SEACrowd / seacrowd-datahub

A collaborative project to collect datasets in SEA languages, SEA regions, or SEA cultures.
Apache License 2.0
55 stars 54 forks source link

Create dataset loader for CMU Wilderness Multilingual Speech Dataset #343

Open SamuelCahyawijaya opened 5 months ago

SamuelCahyawijaya commented 5 months ago

Dataloader name: cmu_wilderness_multilingual_speech_dataset/cmu_wilderness_multilingual_speech_dataset.py DataCatalogue: http://seacrowd.github.io/seacrowd-catalogue/card.html?cmu_wilderness_multilingual_speech_dataset

Dataset cmu_wilderness_multilingual_speech_dataset
Description The CMU Wilderness Multilingual Speech Dataset is a speech dataset of aligned sentences and audio for around 700 different languages. It is based on readings of the New Testement from Bible.is. It provides data to allow building of kaldi ASR models, and Festvox TTS voices in the target languages.

JOBS →
1. Translate this sentence from the dataset issue into Spanish: "The CMU Wilderness Multilingual Speech Dataset is a speech dataset of aligned sentences and audio for around 700 different languages."
2. According to the dataset issue, what does the CMU Wilderness Multilingual Speech Dataset provide data to build?

MATERIAL SUPPLIED →
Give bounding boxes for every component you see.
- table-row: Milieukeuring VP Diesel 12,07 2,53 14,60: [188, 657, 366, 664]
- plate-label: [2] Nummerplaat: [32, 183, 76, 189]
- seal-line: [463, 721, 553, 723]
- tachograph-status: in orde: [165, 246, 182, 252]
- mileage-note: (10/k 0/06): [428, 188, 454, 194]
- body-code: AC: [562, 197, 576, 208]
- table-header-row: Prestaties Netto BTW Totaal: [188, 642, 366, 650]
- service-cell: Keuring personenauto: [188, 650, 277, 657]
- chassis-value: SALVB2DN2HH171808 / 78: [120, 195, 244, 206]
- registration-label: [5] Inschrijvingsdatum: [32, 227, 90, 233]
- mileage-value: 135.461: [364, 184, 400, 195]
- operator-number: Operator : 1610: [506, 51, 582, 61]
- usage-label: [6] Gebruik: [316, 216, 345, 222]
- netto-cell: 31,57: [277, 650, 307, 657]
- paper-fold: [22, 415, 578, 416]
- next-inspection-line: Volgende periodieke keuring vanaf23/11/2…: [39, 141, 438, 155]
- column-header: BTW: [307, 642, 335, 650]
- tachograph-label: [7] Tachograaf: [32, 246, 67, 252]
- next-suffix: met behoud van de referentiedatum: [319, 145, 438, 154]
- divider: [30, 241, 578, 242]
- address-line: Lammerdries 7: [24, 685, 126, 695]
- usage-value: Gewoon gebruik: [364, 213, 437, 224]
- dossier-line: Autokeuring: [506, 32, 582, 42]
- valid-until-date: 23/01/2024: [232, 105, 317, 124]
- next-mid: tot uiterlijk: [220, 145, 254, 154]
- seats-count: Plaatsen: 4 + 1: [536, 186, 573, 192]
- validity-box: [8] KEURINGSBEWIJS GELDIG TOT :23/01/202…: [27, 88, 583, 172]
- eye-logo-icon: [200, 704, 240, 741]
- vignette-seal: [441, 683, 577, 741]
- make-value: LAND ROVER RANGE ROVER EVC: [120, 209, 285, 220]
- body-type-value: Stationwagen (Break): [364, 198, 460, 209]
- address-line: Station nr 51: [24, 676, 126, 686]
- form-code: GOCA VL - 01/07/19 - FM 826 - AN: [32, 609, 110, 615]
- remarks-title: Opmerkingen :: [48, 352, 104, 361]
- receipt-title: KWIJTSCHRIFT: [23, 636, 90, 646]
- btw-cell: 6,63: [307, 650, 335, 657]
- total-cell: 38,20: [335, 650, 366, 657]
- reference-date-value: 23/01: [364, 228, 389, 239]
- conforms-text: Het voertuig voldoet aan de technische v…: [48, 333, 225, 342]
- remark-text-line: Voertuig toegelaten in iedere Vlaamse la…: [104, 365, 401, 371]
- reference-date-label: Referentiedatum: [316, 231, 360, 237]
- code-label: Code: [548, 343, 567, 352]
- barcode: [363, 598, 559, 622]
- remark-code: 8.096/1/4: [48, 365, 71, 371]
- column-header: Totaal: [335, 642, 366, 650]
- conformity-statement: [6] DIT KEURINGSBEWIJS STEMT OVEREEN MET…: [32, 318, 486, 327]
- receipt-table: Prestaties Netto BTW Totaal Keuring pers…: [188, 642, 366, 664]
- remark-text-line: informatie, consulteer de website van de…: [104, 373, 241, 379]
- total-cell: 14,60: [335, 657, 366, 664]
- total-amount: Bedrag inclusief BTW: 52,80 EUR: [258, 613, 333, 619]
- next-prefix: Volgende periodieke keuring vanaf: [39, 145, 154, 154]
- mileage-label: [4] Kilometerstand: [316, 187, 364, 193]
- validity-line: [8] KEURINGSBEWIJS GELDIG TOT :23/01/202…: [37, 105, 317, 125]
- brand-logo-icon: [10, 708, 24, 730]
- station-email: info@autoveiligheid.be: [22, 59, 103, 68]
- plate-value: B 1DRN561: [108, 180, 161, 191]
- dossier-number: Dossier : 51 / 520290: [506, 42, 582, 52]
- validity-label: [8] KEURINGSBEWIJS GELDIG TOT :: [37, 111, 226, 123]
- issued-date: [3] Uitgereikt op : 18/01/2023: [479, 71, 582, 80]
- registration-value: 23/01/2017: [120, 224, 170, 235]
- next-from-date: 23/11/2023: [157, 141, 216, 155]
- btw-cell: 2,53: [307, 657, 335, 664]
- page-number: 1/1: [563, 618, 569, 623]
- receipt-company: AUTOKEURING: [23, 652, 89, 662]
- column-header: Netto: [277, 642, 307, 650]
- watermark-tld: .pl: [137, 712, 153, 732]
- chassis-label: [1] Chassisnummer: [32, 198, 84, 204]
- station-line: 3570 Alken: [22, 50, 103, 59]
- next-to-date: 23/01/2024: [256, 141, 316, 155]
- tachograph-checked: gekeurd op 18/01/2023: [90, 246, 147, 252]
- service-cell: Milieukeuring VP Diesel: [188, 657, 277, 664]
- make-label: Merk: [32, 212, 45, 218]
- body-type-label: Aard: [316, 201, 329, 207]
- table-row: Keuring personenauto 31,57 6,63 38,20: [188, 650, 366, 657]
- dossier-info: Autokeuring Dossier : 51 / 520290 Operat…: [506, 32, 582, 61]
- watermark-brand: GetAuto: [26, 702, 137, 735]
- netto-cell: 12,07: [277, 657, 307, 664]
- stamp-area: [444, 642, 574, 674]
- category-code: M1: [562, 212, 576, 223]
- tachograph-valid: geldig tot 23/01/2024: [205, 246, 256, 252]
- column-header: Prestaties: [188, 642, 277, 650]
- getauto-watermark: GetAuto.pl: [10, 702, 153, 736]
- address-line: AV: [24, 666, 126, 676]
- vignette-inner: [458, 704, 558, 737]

ANSWERS FOR THIS EXERCISE →
1. El CMU Wilderness Multilingual Speech Dataset es un conjunto de datos de voz con oraciones alineadas y audio para alrededor de 700 idiomas diferentes.

2. It provides data for building kaldi ASR models and Festvox TTS voices in the target languages.